▶ _SOURCE MATERIAL_

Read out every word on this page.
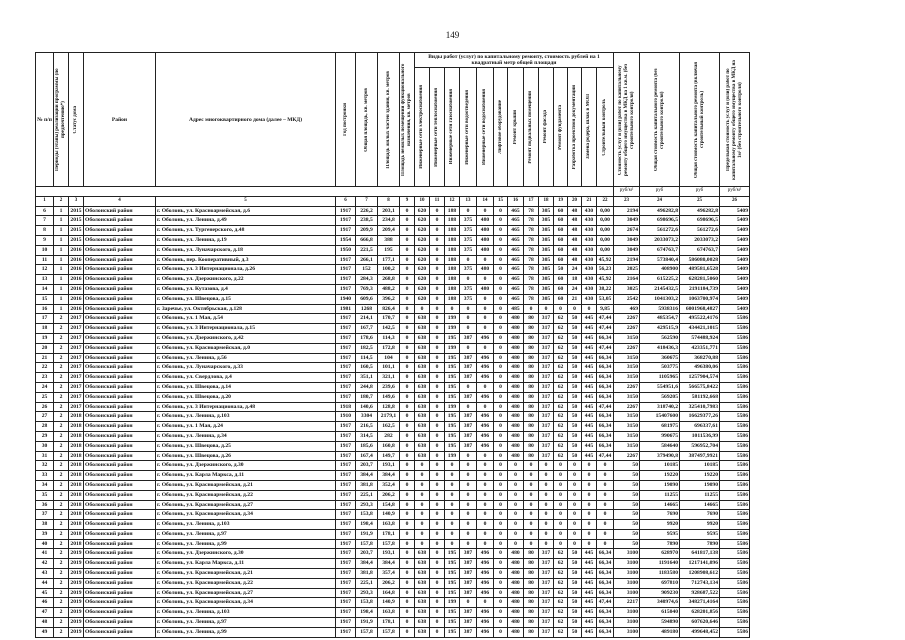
149
№ п/п	Периоды (этапы) реализации программы (по предпочтению*)	Статус дома	Район	Адрес многоквартирного дома (далее – МКД)	Год постройки	Общая площадь, кв. метров	Площадь жилых частей здания, кв. метров	Площадь нежилых помещений функционального назначения, кв. метров	Виды работ (услуг) по капитальному ремонту, стоимость рублей на 1 квадратный метр общей площади													Стоимость услуг и (или) работ по капитальному ремонту общего имущества в МКД на 1 кв.м. (без строительного контроля)	Общая стоимость капитального ремонта (без строительного контроля)	Общая стоимость капитального ремонта (включая строительный контроль)	Предельная стоимость услуг и (или) работ по капитальному ремонту общего имущества в МКД на 1м² (без строительного контроля)

									Инженерные сети электроснабжения	Инженерные сети теплоснабжения	Инженерные сети газоснабжения	Инженерные сети водоотведения	Инженерные сети водоснабжения	Лифтовое оборудование	Ремонт крыши	Ремонт подвальных помещений	Ремонт фасада	Ремонт фундамента	Разработка проектной документации	Замена родера, шлак в МОП	Строительный контроль				

																						руб/м²	руб	руб	руб/м²
1	2	3	4	5	6	7	8	9	10	11	12	13	14	15	16	17	18	19	20	21	22	23	24	25	26
6	1	2015	Оболонский район	г. Оболонь, ул. Красноармейская, д.6	1917	226,2	203,1	0	620	0	188	0	0	0	465	78	305	60	48	430	0,00	2194	496282,8	496282,8	5409
7	1	2015	Оболонский район	г. Оболонь, ул. Ленина, д.49	1917	238,5	234,8	0	620	0	188	375	480	0	465	78	305	60	48	430	0,00	3049	698696,5	698696,5	5409
8	1	2015	Оболонский район	г. Оболонь, ул. Тургенерского, д.48	1917	209,9	209,4	0	620	0	188	375	480	0	465	78	305	60	48	430	0,00	2674	561272,6	561272,6	5409
9	1	2015	Оболонский район	г. Оболонь, ул. Ленина, д.19	1954	666,8	388	0	620	0	188	375	480	0	465	78	305	60	48	430	0,00	3049	2033073,2	2033073,2	5409
10	1	2016	Оболонский район	г. Оболонь, ул. Луначарского, д.18	1950	221,5	195	0	620	0	188	375	480	0	465	78	305	60	48	430	0,00	3049	674763,7	674763,7	5409
11	1	2016	Оболонский район	г. Оболонь, пер. Кооперативный, д.3	1917	266,1	177,1	0	620	0	188	0	0	0	465	78	305	60	48	430	45,92	2194	573840,4	586080,0028	5409
12	1	2016	Оболонский район	г. Оболонь, ул. 3 Интернационала, д.26	1917	152	100,2	0	620	0	188	375	480	0	465	78	305	50	24	430	56,23	2025	408900	489581,6528	5409
13	1	2016	Оболонский район	г. Оболонь, ул. Дзержинского, д.22	1917	284,3	268,8	0	620	0	188	0	0	0	465	78	305	60	18	430	45,92	2164	615225,2	628281,5060	5409
14	1	2016	Оболонский район	г. Оболонь, ул. Кутазова, д.4	1917	769,3	488,2	0	620	0	188	375	480	0	465	78	305	60	24	430	38,22	3025	2145432,5	2191184,739	5409
15	1	2016	Оболонский район	г. Оболонь, ул. Швецова, д.15	1940	609,6	396,2	0	620	0	188	375	0	0	465	78	305	60	21	430	53,05	2542	1041303,2	1063700,974	5409
16	1	2016	Оболонский район	г. Заречье, ул. Октябрьская, д.128	1981	1268	826,4	0	0	0	0	0	0	0	485	0	0	0	0	0	9,85	469	5938316	6001968,4827	5409
17	2	2017	Оболонский район	г. Оболонь, ул. 1 Мая, д.54	1917	214,1	170,7	0	638	0	199	0	0	0	480	80	317	62	50	445	47,44	2267	485354,7	495522,4176	5586
18	2	2017	Оболонский район	г. Оболонь, ул. 3 Интернационала, д.15	1917	167,7	142,5	0	638	0	199	0	0	0	480	80	317	62	50	445	47,44	2267	429515,9	434421,1015	5586
19	2	2017	Оболонский район	г. Оболонь, ул. Дзержинского, д.42	1917	178,6	114,3	0	638	0	195	387	496	0	480	80	317	62	50	445	66,34	3150	562590	574488,924	5586
20	2	2017	Оболонский район	г. Оболонь, ул. Красноармейская, д.0	1917	182,5	172,8	0	638	0	199	0	0	0	480	80	317	62	50	445	47,44	2267	418436,3	423351,771	5586
21	2	2017	Оболонский район	г. Оболонь, ул. Ленина, д.56	1917	114,5	104	0	638	0	195	387	496	0	480	80	317	62	50	445	66,34	3150	360675	368270,88	5586
22	2	2017	Оболонский район	г. Оболонь, ул. Луначарского, д.33	1917	160,5	101,1	0	638	0	195	387	496	0	480	80	317	62	50	445	66,34	3150	503775	496380,06	5586
23	2	2017	Оболонский район	г. Оболонь, ул. Свердлова, д.4	1917	351,1	321,1	0	638	0	195	387	496	0	480	80	317	62	50	445	66,34	3150	1105965	1257904,574	5586
24	2	2017	Оболонский район	г. Оболонь, ул. Швецова, д.14	1917	244,8	239,6	0	638	0	195	0	0	0	480	80	317	62	50	445	66,34	2267	554951,6	566575,8422	5586
25	2	2017	Оболонский район	г. Оболонь, ул. Швецова, д.20	1917	180,7	149,6	0	638	0	195	387	496	0	480	80	317	62	50	445	66,34	3150	569205	581192,668	5586
26	2	2017	Оболонский район	г. Оболонь, ул. 3 Интернационала, д.48	1918	140,6	128,8	0	638	0	199	0	0	0	480	80	317	62	50	445	47,44	2267	318740,2	325410,7983	5586
27	2	2018	Оболонский район	г. Оболонь, ул. Ленина, д.103	1910	3304	2179,1	0	638	0	195	387	496	0	480	80	317	62	50	445	66,34	3150	15407600	16629377,26	5586
28	2	2018	Оболонский район	г. Оболонь, ул. 1 Мая, д.24	1917	216,5	162,5	0	638	0	195	387	496	0	480	80	317	62	50	445	66,34	3150	681975	696337,61	5586
29	2	2018	Оболонский район	г. Оболонь, ул. Ленина, д.34	1917	314,5	282	0	638	0	195	387	496	0	480	80	317	62	50	445	66,34	3150	990675	1011536,99	5586
30	2	2018	Оболонский район	г. Оболонь, ул. Швецова, д.25	1917	185,6	160,8	0	638	0	195	387	496	0	480	80	317	62	50	445	66,34	3150	584640	596952,704	5586
31	2	2018	Оболонский район	г. Оболонь, ул. Швецова, д.26	1917	167,4	149,7	0	638	0	199	0	0	0	480	80	317	62	50	445	47,44	2267	379490,8	387497,9921	5586
32	2	2018	Оболонский район	г. Оболонь, ул. Дзержинского, д.30	1917	203,7	193,1	0	0	0	0	0	0	0	0	0	0	0	0	0	0	50	10185	10185	5586
33	2	2018	Оболонский район	г. Оболонь, ул. Карла Маркса, д.11	1917	384,4	384,4	0	0	0	0	0	0	0	0	0	0	0	0	0	0	50	19220	19220	5586
34	2	2018	Оболонский район	г. Оболонь, ул. Красноармейская, д.21	1917	381,8	352,4	0	0	0	0	0	0	0	0	0	0	0	0	0	0	50	19090	19090	5586
35	2	2018	Оболонский район	г. Оболонь, ул. Красноармейская, д.22	1917	225,1	206,2	0	0	0	0	0	0	0	0	0	0	0	0	0	0	50	11255	11255	5586
36	2	2018	Оболонский район	г. Оболонь, ул. Красноармейская, д.27	1917	293,3	154,8	0	0	0	0	0	0	0	0	0	0	0	0	0	0	50	14665	14665	5586
37	2	2018	Оболонский район	г. Оболонь, ул. Красноармейская, д.34	1917	153,8	140,9	0	0	0	0	0	0	0	0	0	0	0	0	0	0	50	7690	7690	5586
38	2	2018	Оболонский район	г. Оболонь, ул. Ленина, д.103	1917	198,4	163,8	0	0	0	0	0	0	0	0	0	0	0	0	0	0	50	9920	9920	5586
39	2	2018	Оболонский район	г. Оболонь, ул. Ленина, д.97	1917	191,9	178,1	0	0	0	0	0	0	0	0	0	0	0	0	0	0	50	9595	9595	5586
40	2	2018	Оболонский район	г. Оболонь, ул. Ленина, д.99	1917	157,8	157,8	0	0	0	0	0	0	0	0	0	0	0	0	0	0	50	7890	7890	5586
41	2	2019	Оболонский район	г. Оболонь, ул. Дзержинского, д.30	1917	203,7	193,1	0	638	0	195	387	496	0	480	80	317	62	50	445	66,34	3100	628970	641817,138	5586
42	2	2019	Оболонский район	г. Оболонь, ул. Карла Маркса, д.11	1917	384,4	384,4	0	638	0	195	387	496	0	480	80	317	62	50	445	66,34	3100	1191640	1217141,096	5586
43	2	2019	Оболонский район	г. Оболонь, ул. Красноармейская, д.21	1917	381,8	357,4	0	638	0	195	387	496	0	480	80	317	62	50	445	66,34	3100	1183580	1208908,612	5586
44	2	2019	Оболонский район	г. Оболонь, ул. Красноармейская, д.22	1917	225,1	206,2	0	638	0	195	387	496	0	480	80	317	62	50	445	66,34	3100	697810	712743,134	5586
45	2	2019	Оболонский район	г. Оболонь, ул. Красноармейская, д.27	1917	293,3	164,8	0	638	0	195	387	496	0	480	80	317	62	50	445	66,34	3100	909230	928687,522	5586
46	2	2019	Оболонский район	г. Оболонь, ул. Красноармейская, д.34	1917	153,8	140,9	0	638	0	199	0	0	0	480	80	317	62	50	445	47,44	2217	340974,6	348271,4164	5586
47	2	2019	Оболонский район	г. Оболонь, ул. Ленина, д.103	1917	198,4	163,8	0	638	0	195	387	496	0	480	80	317	62	50	445	66,34	3100	615040	628201,856	5586
48	2	2019	Оболонский район	г. Оболонь, ул. Ленина, д.97	1917	191,9	178,1	0	638	0	195	387	496	0	480	80	317	62	50	445	66,34	3100	594890	607620,646	5586
49	2	2019	Оболонский район	г. Оболонь, ул. Ленина, д.99	1917	157,8	157,8	0	638	0	195	387	496	0	480	80	317	62	50	445	66,34	3100	489180	499648,452	5586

▶ _AIM_
Read through the data and copy every line where "Маркса" shows up.

▶ _RESPONSE_
33	2	2018	Оболонский район	г. Оболонь, ул. Карла Маркса, д.11	1917	384,4	384,4	0	0	0	0	0	0	0	0	0	0	0	0	0	0	50	19220	19220	5586
42	2	2019	Оболонский район	г. Оболонь, ул. Карла Маркса, д.11	1917	384,4	384,4	0	638	0	195	387	496	0	480	80	317	62	50	445	66,34	3100	1191640	1217141,096	5586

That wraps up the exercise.